Page content records:
★ ★ ★ ★

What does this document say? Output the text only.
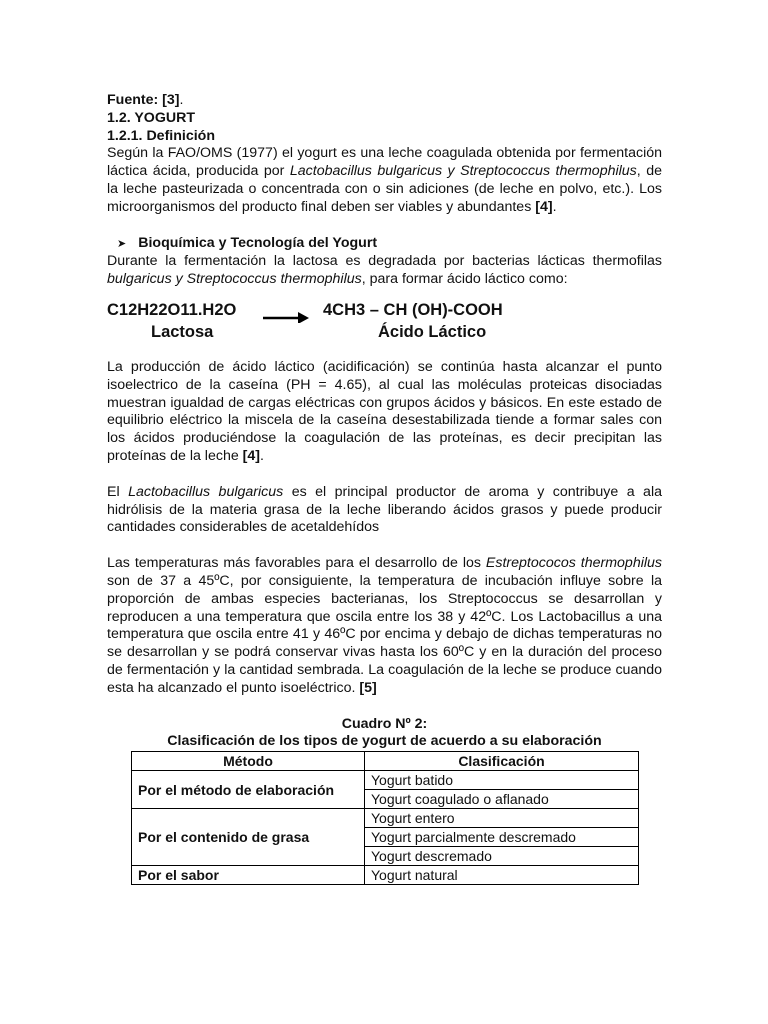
Fuente: [3].
1.2. YOGURT
1.2.1. Definición

Según la FAO/OMS (1977) el yogurt es una leche coagulada obtenida por fermentación láctica ácida, producida por Lactobacillus bulgaricus y Streptococcus thermophilus, de la leche pasteurizada o concentrada con o sin adiciones (de leche en polvo, etc.). Los microorganismos del producto final deben ser viables y abundantes [4].

➤ Bioquímica y Tecnología del Yogurt

Durante la fermentación la lactosa es degradada por bacterias lácticas thermofilas bulgaricus y Streptococcus thermophilus, para formar ácido láctico como:

C12H22O11.H2O → 4CH3 – CH (OH)-COOH
Lactosa	Ácido Láctico

La producción de ácido láctico (acidificación) se continúa hasta alcanzar el punto isoelectrico de la caseína (PH = 4.65), al cual las moléculas proteicas disociadas muestran igualdad de cargas eléctricas con grupos ácidos y básicos. En este estado de equilibrio eléctrico la miscela de la caseína desestabilizada tiende a formar sales con los ácidos produciéndose la coagulación de las proteínas, es decir precipitan las proteínas de la leche [4].

El Lactobacillus bulgaricus es el principal productor de aroma y contribuye a ala hidrólisis de la materia grasa de la leche liberando ácidos grasos y puede producir cantidades considerables de acetaldehídos

Las temperaturas más favorables para el desarrollo de los Estreptococos thermophilus son de 37 a 45ºC, por consiguiente, la temperatura de incubación influye sobre la proporción de ambas especies bacterianas, los Streptococcus se desarrollan y reproducen a una temperatura que oscila entre los 38 y 42ºC. Los Lactobacillus a una temperatura que oscila entre 41 y 46ºC por encima y debajo de dichas temperaturas no se desarrollan y se podrá conservar vivas hasta los 60ºC y en la duración del proceso de fermentación y la cantidad sembrada. La coagulación de la leche se produce cuando esta ha alcanzado el punto isoeléctrico. [5]

Cuadro Nº 2:
Clasificación de los tipos de yogurt de acuerdo a su elaboración
Método	Clasificación
Por el método de elaboración	Yogurt batido
	Yogurt coagulado o aflanado
Por el contenido de grasa	Yogurt entero
	Yogurt parcialmente descremado
	Yogurt descremado
Por el sabor	Yogurt natural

★ ★ ★ ★

#### What you should do:
The lines you need are those with the word "elaboración"; list them from the entries.

#### Answer for this exercise:
Clasificación de los tipos de yogurt de acuerdo a su elaboración
Por el método de elaboración	Yogurt batido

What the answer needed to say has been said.